▶ **Given instruction**
Extract all lines from the data beneath that include the word "PAGAL".

(Records that describe figures)
....
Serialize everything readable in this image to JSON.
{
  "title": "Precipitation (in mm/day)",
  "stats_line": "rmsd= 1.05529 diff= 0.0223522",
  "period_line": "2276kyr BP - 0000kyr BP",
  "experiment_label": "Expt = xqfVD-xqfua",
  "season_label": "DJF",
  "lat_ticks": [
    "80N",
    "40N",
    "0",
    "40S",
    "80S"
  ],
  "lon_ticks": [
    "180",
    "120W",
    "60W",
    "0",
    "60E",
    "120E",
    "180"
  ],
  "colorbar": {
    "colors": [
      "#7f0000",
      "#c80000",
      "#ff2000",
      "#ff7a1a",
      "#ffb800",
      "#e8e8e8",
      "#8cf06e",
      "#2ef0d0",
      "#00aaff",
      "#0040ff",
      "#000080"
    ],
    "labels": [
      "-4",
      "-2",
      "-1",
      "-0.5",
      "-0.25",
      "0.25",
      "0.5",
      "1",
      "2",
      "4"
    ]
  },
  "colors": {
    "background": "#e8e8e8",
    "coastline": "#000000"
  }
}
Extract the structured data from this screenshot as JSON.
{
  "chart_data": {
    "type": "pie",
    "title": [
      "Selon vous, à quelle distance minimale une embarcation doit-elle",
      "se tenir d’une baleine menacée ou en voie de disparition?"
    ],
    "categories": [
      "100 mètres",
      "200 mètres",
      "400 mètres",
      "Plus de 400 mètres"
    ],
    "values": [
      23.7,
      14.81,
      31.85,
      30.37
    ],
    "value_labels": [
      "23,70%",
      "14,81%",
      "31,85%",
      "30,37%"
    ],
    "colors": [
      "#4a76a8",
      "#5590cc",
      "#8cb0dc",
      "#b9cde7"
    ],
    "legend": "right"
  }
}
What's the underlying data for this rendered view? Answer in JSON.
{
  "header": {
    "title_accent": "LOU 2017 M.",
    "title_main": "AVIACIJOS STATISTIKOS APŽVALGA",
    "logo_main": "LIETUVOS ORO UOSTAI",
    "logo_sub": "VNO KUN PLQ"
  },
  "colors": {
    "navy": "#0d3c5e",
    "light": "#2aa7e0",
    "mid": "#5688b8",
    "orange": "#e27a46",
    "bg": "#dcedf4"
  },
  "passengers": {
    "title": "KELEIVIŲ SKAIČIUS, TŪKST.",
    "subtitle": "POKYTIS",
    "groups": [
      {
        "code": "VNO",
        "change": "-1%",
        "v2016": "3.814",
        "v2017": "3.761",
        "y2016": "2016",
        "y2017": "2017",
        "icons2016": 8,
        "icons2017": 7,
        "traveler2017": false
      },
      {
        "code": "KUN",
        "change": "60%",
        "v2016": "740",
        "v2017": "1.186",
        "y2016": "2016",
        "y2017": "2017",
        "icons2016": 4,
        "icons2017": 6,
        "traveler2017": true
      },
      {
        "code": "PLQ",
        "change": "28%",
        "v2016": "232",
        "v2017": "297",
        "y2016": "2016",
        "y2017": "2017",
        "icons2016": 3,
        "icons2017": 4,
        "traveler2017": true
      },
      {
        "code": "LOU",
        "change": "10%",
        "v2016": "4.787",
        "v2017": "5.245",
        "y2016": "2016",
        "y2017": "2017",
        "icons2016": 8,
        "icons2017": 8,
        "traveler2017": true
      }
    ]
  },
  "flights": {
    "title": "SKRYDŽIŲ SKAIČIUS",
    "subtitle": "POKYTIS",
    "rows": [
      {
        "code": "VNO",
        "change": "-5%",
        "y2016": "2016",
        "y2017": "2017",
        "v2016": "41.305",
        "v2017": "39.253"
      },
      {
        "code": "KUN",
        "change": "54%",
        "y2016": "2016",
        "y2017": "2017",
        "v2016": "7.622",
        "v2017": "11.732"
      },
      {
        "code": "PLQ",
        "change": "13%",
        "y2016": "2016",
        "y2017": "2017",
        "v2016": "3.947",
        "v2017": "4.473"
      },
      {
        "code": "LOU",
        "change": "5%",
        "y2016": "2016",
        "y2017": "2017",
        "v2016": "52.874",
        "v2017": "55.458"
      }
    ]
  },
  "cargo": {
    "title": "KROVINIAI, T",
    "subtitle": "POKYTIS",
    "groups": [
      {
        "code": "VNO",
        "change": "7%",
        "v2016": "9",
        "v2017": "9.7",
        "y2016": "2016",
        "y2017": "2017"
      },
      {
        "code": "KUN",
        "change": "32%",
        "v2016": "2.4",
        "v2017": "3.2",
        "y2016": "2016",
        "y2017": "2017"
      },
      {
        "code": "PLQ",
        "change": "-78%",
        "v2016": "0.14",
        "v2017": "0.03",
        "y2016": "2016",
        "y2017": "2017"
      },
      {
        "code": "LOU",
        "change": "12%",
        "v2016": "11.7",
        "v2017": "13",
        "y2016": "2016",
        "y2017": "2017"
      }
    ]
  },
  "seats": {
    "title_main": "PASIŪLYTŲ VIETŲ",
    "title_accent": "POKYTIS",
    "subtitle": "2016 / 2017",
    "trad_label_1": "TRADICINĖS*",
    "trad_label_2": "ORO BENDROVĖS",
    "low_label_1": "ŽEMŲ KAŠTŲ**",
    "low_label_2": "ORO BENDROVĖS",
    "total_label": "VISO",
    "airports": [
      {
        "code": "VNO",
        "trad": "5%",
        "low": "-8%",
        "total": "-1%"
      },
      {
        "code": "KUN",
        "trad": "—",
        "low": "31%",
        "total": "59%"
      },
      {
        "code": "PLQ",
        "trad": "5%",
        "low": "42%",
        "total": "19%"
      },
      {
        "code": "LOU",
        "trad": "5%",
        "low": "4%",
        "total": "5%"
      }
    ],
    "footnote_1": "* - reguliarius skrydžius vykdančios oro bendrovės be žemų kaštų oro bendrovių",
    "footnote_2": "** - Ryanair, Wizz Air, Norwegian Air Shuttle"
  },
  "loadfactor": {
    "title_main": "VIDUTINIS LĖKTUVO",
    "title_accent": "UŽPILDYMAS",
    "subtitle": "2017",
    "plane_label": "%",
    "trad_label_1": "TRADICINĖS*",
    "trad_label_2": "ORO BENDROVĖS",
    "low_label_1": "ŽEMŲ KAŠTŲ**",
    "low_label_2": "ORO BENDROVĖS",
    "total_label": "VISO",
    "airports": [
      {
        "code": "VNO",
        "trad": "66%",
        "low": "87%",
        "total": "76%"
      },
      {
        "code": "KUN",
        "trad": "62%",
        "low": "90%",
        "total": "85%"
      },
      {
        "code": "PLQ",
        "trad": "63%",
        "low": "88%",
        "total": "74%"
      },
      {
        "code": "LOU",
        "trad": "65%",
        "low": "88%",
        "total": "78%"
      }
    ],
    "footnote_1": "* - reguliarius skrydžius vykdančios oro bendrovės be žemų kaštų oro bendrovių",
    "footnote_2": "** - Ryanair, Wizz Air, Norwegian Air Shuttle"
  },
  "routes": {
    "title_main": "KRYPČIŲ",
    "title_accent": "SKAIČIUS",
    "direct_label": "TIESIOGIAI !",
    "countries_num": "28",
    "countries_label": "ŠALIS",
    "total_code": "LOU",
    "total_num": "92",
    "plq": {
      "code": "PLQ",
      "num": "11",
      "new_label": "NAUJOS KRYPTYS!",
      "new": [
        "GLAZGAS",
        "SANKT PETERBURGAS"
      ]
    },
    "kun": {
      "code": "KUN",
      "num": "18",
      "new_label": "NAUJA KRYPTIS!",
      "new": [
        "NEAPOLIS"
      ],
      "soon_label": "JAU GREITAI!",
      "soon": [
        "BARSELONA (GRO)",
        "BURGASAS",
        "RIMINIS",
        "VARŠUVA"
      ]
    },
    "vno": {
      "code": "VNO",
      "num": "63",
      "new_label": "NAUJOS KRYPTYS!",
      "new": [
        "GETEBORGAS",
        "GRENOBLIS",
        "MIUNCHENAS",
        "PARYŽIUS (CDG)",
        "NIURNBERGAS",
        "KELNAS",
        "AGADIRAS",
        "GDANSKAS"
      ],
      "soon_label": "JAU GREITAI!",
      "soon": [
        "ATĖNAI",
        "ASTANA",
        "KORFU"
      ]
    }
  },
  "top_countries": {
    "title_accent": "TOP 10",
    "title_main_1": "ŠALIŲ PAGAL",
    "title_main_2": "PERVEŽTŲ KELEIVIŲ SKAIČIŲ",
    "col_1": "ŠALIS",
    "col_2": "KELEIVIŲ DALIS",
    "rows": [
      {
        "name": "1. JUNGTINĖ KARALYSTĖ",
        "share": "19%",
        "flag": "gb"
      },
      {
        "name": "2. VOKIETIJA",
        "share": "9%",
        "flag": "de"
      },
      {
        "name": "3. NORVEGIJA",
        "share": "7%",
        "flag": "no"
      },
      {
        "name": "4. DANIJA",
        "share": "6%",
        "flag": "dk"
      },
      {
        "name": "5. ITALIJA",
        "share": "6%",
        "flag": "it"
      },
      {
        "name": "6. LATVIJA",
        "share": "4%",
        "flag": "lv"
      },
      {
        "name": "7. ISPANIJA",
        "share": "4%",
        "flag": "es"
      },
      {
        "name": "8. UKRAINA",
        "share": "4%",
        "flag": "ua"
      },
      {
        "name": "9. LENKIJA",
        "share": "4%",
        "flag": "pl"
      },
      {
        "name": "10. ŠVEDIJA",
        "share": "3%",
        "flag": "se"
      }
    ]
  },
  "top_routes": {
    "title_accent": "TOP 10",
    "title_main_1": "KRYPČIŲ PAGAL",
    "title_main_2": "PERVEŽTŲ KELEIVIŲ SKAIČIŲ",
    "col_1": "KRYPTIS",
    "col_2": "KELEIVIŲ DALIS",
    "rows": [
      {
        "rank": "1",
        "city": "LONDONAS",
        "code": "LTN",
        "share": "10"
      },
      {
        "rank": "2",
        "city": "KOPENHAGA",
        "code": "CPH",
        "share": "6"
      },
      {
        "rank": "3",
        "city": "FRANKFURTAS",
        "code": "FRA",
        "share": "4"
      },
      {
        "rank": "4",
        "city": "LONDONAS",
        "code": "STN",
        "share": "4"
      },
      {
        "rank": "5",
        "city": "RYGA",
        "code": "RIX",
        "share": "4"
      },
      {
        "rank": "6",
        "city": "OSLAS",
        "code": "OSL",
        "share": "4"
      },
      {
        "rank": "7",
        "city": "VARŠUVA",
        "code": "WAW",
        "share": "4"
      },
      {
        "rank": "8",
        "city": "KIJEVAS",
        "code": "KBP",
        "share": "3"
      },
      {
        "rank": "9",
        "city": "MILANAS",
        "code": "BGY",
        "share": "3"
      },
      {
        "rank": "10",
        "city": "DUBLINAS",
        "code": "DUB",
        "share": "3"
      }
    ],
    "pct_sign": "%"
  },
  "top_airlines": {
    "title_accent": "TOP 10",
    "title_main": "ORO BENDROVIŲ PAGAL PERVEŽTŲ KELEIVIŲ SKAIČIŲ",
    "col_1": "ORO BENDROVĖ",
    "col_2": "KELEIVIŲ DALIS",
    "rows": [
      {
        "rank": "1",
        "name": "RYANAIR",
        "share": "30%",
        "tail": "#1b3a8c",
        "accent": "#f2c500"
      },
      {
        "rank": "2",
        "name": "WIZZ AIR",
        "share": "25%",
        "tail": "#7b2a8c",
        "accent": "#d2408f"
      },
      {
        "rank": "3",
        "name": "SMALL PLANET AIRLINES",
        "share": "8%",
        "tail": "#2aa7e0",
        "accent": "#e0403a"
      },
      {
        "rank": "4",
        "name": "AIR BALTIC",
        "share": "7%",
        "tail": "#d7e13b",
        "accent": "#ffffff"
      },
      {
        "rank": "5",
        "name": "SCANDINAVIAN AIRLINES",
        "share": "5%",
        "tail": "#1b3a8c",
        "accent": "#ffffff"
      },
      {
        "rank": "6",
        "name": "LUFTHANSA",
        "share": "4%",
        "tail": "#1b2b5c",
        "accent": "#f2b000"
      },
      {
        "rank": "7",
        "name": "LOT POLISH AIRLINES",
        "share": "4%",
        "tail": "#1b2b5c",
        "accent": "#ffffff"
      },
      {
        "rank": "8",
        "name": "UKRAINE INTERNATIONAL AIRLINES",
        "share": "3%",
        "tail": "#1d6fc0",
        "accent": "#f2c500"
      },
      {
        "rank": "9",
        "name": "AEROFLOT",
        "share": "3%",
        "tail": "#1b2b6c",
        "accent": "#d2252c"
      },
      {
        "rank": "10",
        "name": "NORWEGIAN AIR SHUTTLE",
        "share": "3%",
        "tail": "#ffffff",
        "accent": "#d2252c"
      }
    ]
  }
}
....
▶ **Exercise response**
    "title_main_1": "ŠALIŲ PAGAL",
    "title_main_1": "KRYPČIŲ PAGAL",
    "title_main": "ORO BENDROVIŲ PAGAL PERVEŽTŲ KELEIVIŲ SKAIČIŲ",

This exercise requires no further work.